-------- EXTRACTED MATERIAL

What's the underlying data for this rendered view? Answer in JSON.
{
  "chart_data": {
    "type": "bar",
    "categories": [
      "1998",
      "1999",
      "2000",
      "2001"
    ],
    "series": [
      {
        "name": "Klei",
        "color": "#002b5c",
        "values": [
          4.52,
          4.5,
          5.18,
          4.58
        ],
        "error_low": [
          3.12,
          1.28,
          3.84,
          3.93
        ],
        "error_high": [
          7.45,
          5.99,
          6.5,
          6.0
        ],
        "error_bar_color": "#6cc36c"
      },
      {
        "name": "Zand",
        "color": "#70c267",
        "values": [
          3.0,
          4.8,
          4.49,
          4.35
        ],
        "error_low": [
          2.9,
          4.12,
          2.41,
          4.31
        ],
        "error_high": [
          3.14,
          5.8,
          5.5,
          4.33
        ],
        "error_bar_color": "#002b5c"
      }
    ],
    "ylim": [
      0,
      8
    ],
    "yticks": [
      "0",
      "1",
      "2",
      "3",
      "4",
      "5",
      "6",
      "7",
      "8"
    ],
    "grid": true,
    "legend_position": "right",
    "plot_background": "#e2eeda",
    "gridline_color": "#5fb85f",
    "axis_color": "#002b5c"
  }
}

----------------

### REQUIRED TASK
Reproduce the entries above in full by retyping them exactly.

### EXERCISE SOLUTION
What's the underlying data for this rendered view? Answer in JSON.
{
  "chart_data": {
    "type": "bar",
    "categories": [
      "1998",
      "1999",
      "2000",
      "2001"
    ],
    "series": [
      {
        "name": "Klei",
        "color": "#002b5c",
        "values": [
          4.52,
          4.5,
          5.18,
          4.58
        ],
        "error_low": [
          3.12,
          1.28,
          3.84,
          3.93
        ],
        "error_high": [
          7.45,
          5.99,
          6.5,
          6.0
        ],
        "error_bar_color": "#6cc36c"
      },
      {
        "name": "Zand",
        "color": "#70c267",
        "values": [
          3.0,
          4.8,
          4.49,
          4.35
        ],
        "error_low": [
          2.9,
          4.12,
          2.41,
          4.31
        ],
        "error_high": [
          3.14,
          5.8,
          5.5,
          4.33
        ],
        "error_bar_color": "#002b5c"
      }
    ],
    "ylim": [
      0,
      8
    ],
    "yticks": [
      "0",
      "1",
      "2",
      "3",
      "4",
      "5",
      "6",
      "7",
      "8"
    ],
    "grid": true,
    "legend_position": "right",
    "plot_background": "#e2eeda",
    "gridline_color": "#5fb85f",
    "axis_color": "#002b5c"
  }
}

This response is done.